═════ Excerpted data ═════

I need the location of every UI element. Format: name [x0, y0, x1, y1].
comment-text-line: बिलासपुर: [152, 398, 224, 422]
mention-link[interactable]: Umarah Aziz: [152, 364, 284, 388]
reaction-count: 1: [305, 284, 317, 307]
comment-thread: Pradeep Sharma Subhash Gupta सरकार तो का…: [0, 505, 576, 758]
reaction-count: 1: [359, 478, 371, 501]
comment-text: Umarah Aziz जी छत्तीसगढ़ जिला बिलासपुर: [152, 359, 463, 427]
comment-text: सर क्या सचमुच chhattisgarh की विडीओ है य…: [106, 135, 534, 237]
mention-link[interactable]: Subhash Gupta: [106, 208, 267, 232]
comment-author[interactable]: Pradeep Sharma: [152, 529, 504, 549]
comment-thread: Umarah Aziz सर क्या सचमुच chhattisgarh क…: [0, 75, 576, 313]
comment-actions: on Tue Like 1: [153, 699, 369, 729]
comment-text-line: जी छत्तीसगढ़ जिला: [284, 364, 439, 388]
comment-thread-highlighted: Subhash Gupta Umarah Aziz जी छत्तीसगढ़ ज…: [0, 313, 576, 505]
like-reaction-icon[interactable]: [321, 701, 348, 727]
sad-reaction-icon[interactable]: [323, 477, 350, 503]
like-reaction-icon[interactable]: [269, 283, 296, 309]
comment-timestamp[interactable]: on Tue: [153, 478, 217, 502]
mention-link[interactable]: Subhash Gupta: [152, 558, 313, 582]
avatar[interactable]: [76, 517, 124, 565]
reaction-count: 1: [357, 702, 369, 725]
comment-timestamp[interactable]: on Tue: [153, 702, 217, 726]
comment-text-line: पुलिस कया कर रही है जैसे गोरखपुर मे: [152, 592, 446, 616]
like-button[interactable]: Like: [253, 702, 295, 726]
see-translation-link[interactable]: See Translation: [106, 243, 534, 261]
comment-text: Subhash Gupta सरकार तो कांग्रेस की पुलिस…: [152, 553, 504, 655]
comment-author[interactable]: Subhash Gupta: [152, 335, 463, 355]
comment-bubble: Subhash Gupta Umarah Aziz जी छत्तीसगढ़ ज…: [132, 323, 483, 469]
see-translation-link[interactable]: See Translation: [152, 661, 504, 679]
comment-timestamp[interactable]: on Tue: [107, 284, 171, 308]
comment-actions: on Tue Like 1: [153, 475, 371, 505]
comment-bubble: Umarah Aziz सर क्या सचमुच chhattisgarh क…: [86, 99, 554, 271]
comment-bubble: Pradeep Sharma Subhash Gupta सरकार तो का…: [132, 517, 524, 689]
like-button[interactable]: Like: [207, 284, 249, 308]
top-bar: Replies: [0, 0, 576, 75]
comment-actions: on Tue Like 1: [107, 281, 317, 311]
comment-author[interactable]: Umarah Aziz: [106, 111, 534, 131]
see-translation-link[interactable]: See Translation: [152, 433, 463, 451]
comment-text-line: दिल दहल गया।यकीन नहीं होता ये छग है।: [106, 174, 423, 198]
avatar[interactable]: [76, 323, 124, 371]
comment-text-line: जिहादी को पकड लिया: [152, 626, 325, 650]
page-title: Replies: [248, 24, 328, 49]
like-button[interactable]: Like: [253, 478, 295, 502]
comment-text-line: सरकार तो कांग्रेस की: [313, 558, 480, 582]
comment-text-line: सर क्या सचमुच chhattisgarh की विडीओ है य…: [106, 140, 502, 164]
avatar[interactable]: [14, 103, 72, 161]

═════

Short exercise: Copy every line of the material above word for word, with no changes.

Solved problem:
I need the location of every UI element. Format: name [x0, y0, x1, y1].
comment-text-line: बिलासपुर: [152, 398, 224, 422]
mention-link[interactable]: Umarah Aziz: [152, 364, 284, 388]
reaction-count: 1: [305, 284, 317, 307]
comment-thread: Pradeep Sharma Subhash Gupta सरकार तो का…: [0, 505, 576, 758]
reaction-count: 1: [359, 478, 371, 501]
comment-text: Umarah Aziz जी छत्तीसगढ़ जिला बिलासपुर: [152, 359, 463, 427]
comment-text: सर क्या सचमुच chhattisgarh की विडीओ है य…: [106, 135, 534, 237]
mention-link[interactable]: Subhash Gupta: [106, 208, 267, 232]
comment-author[interactable]: Pradeep Sharma: [152, 529, 504, 549]
comment-thread: Umarah Aziz सर क्या सचमुच chhattisgarh क…: [0, 75, 576, 313]
comment-actions: on Tue Like 1: [153, 699, 369, 729]
comment-text-line: जी छत्तीसगढ़ जिला: [284, 364, 439, 388]
comment-thread-highlighted: Subhash Gupta Umarah Aziz जी छत्तीसगढ़ ज…: [0, 313, 576, 505]
like-reaction-icon[interactable]: [321, 701, 348, 727]
sad-reaction-icon[interactable]: [323, 477, 350, 503]
like-reaction-icon[interactable]: [269, 283, 296, 309]
comment-timestamp[interactable]: on Tue: [153, 478, 217, 502]
mention-link[interactable]: Subhash Gupta: [152, 558, 313, 582]
avatar[interactable]: [76, 517, 124, 565]
reaction-count: 1: [357, 702, 369, 725]
comment-timestamp[interactable]: on Tue: [153, 702, 217, 726]
comment-text-line: पुलिस कया कर रही है जैसे गोरखपुर मे: [152, 592, 446, 616]
like-button[interactable]: Like: [253, 702, 295, 726]
see-translation-link[interactable]: See Translation: [106, 243, 534, 261]
comment-text: Subhash Gupta सरकार तो कांग्रेस की पुलिस…: [152, 553, 504, 655]
comment-author[interactable]: Subhash Gupta: [152, 335, 463, 355]
comment-bubble: Subhash Gupta Umarah Aziz जी छत्तीसगढ़ ज…: [132, 323, 483, 469]
see-translation-link[interactable]: See Translation: [152, 661, 504, 679]
comment-timestamp[interactable]: on Tue: [107, 284, 171, 308]
comment-actions: on Tue Like 1: [153, 475, 371, 505]
comment-bubble: Umarah Aziz सर क्या सचमुच chhattisgarh क…: [86, 99, 554, 271]
comment-bubble: Pradeep Sharma Subhash Gupta सरकार तो का…: [132, 517, 524, 689]
like-button[interactable]: Like: [207, 284, 249, 308]
top-bar: Replies: [0, 0, 576, 75]
comment-actions: on Tue Like 1: [107, 281, 317, 311]
comment-author[interactable]: Umarah Aziz: [106, 111, 534, 131]
see-translation-link[interactable]: See Translation: [152, 433, 463, 451]
comment-text-line: दिल दहल गया।यकीन नहीं होता ये छग है।: [106, 174, 423, 198]
avatar[interactable]: [76, 323, 124, 371]
comment-text-line: जिहादी को पकड लिया: [152, 626, 325, 650]
page-title: Replies: [248, 24, 328, 49]
like-button[interactable]: Like: [253, 478, 295, 502]
comment-text-line: सरकार तो कांग्रेस की: [313, 558, 480, 582]
comment-text-line: सर क्या सचमुच chhattisgarh की विडीओ है य…: [106, 140, 502, 164]
avatar[interactable]: [14, 103, 72, 161]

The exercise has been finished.